===== AVAILABLE RECORDS =====

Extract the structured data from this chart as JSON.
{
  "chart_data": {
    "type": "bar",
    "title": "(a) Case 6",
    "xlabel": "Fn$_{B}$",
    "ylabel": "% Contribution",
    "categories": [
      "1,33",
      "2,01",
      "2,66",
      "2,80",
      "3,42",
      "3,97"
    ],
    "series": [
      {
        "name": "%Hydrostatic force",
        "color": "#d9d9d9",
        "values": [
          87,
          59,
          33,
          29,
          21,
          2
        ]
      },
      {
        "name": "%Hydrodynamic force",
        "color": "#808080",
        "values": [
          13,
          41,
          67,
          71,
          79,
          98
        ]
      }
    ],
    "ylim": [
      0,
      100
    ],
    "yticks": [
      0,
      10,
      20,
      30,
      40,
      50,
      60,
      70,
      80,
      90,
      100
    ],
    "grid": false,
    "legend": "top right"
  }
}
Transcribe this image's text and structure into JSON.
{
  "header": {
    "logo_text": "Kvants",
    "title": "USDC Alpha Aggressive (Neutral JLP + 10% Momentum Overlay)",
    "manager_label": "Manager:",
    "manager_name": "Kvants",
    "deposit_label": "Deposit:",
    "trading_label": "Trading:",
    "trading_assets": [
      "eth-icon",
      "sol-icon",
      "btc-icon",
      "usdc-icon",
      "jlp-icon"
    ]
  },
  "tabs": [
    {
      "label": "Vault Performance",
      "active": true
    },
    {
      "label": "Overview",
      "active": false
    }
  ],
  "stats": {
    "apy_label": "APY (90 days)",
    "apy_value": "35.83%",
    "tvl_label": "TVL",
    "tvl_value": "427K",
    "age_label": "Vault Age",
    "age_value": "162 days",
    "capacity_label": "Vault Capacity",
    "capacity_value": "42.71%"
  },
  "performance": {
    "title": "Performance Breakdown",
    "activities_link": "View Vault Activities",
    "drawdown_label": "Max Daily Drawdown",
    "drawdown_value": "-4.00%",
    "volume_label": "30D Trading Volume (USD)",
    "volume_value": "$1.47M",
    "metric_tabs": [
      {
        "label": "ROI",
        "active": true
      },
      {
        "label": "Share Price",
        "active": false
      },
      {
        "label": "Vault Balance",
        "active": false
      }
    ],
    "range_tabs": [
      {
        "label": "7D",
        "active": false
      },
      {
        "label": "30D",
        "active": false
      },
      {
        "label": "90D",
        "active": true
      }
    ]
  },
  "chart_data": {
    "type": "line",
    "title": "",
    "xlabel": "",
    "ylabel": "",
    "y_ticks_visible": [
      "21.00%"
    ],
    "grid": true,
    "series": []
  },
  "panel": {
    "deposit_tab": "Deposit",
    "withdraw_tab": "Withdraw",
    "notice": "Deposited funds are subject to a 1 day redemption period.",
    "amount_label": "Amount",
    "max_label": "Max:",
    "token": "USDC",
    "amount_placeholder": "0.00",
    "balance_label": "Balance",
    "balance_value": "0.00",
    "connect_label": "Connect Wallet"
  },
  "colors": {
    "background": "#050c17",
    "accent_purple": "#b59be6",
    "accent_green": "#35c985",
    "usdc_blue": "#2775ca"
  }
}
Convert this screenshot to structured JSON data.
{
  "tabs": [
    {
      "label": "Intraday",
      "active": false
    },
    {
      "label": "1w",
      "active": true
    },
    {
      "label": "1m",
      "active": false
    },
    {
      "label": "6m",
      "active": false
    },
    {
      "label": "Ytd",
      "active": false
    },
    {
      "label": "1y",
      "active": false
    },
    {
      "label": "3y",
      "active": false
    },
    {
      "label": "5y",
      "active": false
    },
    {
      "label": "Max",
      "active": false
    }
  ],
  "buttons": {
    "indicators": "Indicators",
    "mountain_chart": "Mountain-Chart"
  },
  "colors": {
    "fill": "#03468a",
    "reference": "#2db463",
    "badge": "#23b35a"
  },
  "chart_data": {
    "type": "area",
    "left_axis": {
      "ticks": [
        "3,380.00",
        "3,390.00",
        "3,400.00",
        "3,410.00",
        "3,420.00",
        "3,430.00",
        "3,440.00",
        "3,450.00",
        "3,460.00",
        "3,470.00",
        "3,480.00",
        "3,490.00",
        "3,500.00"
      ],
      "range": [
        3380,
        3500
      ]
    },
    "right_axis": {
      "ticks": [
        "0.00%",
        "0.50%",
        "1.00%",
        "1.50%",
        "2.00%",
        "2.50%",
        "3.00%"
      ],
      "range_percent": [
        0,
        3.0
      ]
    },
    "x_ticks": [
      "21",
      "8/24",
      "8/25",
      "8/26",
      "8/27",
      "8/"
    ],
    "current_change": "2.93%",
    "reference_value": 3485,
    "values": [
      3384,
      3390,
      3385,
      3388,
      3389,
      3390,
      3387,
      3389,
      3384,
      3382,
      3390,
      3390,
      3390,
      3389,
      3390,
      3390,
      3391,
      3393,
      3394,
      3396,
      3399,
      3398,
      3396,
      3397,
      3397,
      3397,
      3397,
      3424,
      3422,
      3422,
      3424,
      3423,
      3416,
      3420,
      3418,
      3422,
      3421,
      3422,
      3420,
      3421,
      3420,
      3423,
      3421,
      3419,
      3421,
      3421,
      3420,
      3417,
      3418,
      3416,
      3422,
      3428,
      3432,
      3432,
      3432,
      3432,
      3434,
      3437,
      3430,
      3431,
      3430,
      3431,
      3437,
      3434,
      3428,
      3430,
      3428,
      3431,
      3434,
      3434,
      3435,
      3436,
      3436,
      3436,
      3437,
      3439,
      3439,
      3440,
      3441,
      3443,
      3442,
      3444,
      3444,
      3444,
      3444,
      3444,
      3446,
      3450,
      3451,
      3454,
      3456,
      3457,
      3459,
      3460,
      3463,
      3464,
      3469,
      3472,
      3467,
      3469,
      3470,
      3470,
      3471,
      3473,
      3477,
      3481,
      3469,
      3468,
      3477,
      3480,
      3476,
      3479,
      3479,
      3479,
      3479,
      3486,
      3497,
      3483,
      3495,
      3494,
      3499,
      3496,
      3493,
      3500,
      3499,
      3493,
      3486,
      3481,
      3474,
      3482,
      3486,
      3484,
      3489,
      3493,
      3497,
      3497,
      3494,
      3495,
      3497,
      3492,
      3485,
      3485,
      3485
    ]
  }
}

=====

* **GIVEN EXERCISE**:
Write out the entire listing exactly.

* **SOLUTION FOR THIS EXERCISE**:
Extract the structured data from this chart as JSON.
{
  "chart_data": {
    "type": "bar",
    "title": "(a) Case 6",
    "xlabel": "Fn$_{B}$",
    "ylabel": "% Contribution",
    "categories": [
      "1,33",
      "2,01",
      "2,66",
      "2,80",
      "3,42",
      "3,97"
    ],
    "series": [
      {
        "name": "%Hydrostatic force",
        "color": "#d9d9d9",
        "values": [
          87,
          59,
          33,
          29,
          21,
          2
        ]
      },
      {
        "name": "%Hydrodynamic force",
        "color": "#808080",
        "values": [
          13,
          41,
          67,
          71,
          79,
          98
        ]
      }
    ],
    "ylim": [
      0,
      100
    ],
    "yticks": [
      0,
      10,
      20,
      30,
      40,
      50,
      60,
      70,
      80,
      90,
      100
    ],
    "grid": false,
    "legend": "top right"
  }
}
Transcribe this image's text and structure into JSON.
{
  "header": {
    "logo_text": "Kvants",
    "title": "USDC Alpha Aggressive (Neutral JLP + 10% Momentum Overlay)",
    "manager_label": "Manager:",
    "manager_name": "Kvants",
    "deposit_label": "Deposit:",
    "trading_label": "Trading:",
    "trading_assets": [
      "eth-icon",
      "sol-icon",
      "btc-icon",
      "usdc-icon",
      "jlp-icon"
    ]
  },
  "tabs": [
    {
      "label": "Vault Performance",
      "active": true
    },
    {
      "label": "Overview",
      "active": false
    }
  ],
  "stats": {
    "apy_label": "APY (90 days)",
    "apy_value": "35.83%",
    "tvl_label": "TVL",
    "tvl_value": "427K",
    "age_label": "Vault Age",
    "age_value": "162 days",
    "capacity_label": "Vault Capacity",
    "capacity_value": "42.71%"
  },
  "performance": {
    "title": "Performance Breakdown",
    "activities_link": "View Vault Activities",
    "drawdown_label": "Max Daily Drawdown",
    "drawdown_value": "-4.00%",
    "volume_label": "30D Trading Volume (USD)",
    "volume_value": "$1.47M",
    "metric_tabs": [
      {
        "label": "ROI",
        "active": true
      },
      {
        "label": "Share Price",
        "active": false
      },
      {
        "label": "Vault Balance",
        "active": false
      }
    ],
    "range_tabs": [
      {
        "label": "7D",
        "active": false
      },
      {
        "label": "30D",
        "active": false
      },
      {
        "label": "90D",
        "active": true
      }
    ]
  },
  "chart_data": {
    "type": "line",
    "title": "",
    "xlabel": "",
    "ylabel": "",
    "y_ticks_visible": [
      "21.00%"
    ],
    "grid": true,
    "series": []
  },
  "panel": {
    "deposit_tab": "Deposit",
    "withdraw_tab": "Withdraw",
    "notice": "Deposited funds are subject to a 1 day redemption period.",
    "amount_label": "Amount",
    "max_label": "Max:",
    "token": "USDC",
    "amount_placeholder": "0.00",
    "balance_label": "Balance",
    "balance_value": "0.00",
    "connect_label": "Connect Wallet"
  },
  "colors": {
    "background": "#050c17",
    "accent_purple": "#b59be6",
    "accent_green": "#35c985",
    "usdc_blue": "#2775ca"
  }
}
Convert this screenshot to structured JSON data.
{
  "tabs": [
    {
      "label": "Intraday",
      "active": false
    },
    {
      "label": "1w",
      "active": true
    },
    {
      "label": "1m",
      "active": false
    },
    {
      "label": "6m",
      "active": false
    },
    {
      "label": "Ytd",
      "active": false
    },
    {
      "label": "1y",
      "active": false
    },
    {
      "label": "3y",
      "active": false
    },
    {
      "label": "5y",
      "active": false
    },
    {
      "label": "Max",
      "active": false
    }
  ],
  "buttons": {
    "indicators": "Indicators",
    "mountain_chart": "Mountain-Chart"
  },
  "colors": {
    "fill": "#03468a",
    "reference": "#2db463",
    "badge": "#23b35a"
  },
  "chart_data": {
    "type": "area",
    "left_axis": {
      "ticks": [
        "3,380.00",
        "3,390.00",
        "3,400.00",
        "3,410.00",
        "3,420.00",
        "3,430.00",
        "3,440.00",
        "3,450.00",
        "3,460.00",
        "3,470.00",
        "3,480.00",
        "3,490.00",
        "3,500.00"
      ],
      "range": [
        3380,
        3500
      ]
    },
    "right_axis": {
      "ticks": [
        "0.00%",
        "0.50%",
        "1.00%",
        "1.50%",
        "2.00%",
        "2.50%",
        "3.00%"
      ],
      "range_percent": [
        0,
        3.0
      ]
    },
    "x_ticks": [
      "21",
      "8/24",
      "8/25",
      "8/26",
      "8/27",
      "8/"
    ],
    "current_change": "2.93%",
    "reference_value": 3485,
    "values": [
      3384,
      3390,
      3385,
      3388,
      3389,
      3390,
      3387,
      3389,
      3384,
      3382,
      3390,
      3390,
      3390,
      3389,
      3390,
      3390,
      3391,
      3393,
      3394,
      3396,
      3399,
      3398,
      3396,
      3397,
      3397,
      3397,
      3397,
      3424,
      3422,
      3422,
      3424,
      3423,
      3416,
      3420,
      3418,
      3422,
      3421,
      3422,
      3420,
      3421,
      3420,
      3423,
      3421,
      3419,
      3421,
      3421,
      3420,
      3417,
      3418,
      3416,
      3422,
      3428,
      3432,
      3432,
      3432,
      3432,
      3434,
      3437,
      3430,
      3431,
      3430,
      3431,
      3437,
      3434,
      3428,
      3430,
      3428,
      3431,
      3434,
      3434,
      3435,
      3436,
      3436,
      3436,
      3437,
      3439,
      3439,
      3440,
      3441,
      3443,
      3442,
      3444,
      3444,
      3444,
      3444,
      3444,
      3446,
      3450,
      3451,
      3454,
      3456,
      3457,
      3459,
      3460,
      3463,
      3464,
      3469,
      3472,
      3467,
      3469,
      3470,
      3470,
      3471,
      3473,
      3477,
      3481,
      3469,
      3468,
      3477,
      3480,
      3476,
      3479,
      3479,
      3479,
      3479,
      3486,
      3497,
      3483,
      3495,
      3494,
      3499,
      3496,
      3493,
      3500,
      3499,
      3493,
      3486,
      3481,
      3474,
      3482,
      3486,
      3484,
      3489,
      3493,
      3497,
      3497,
      3494,
      3495,
      3497,
      3492,
      3485,
      3485,
      3485
    ]
  }
}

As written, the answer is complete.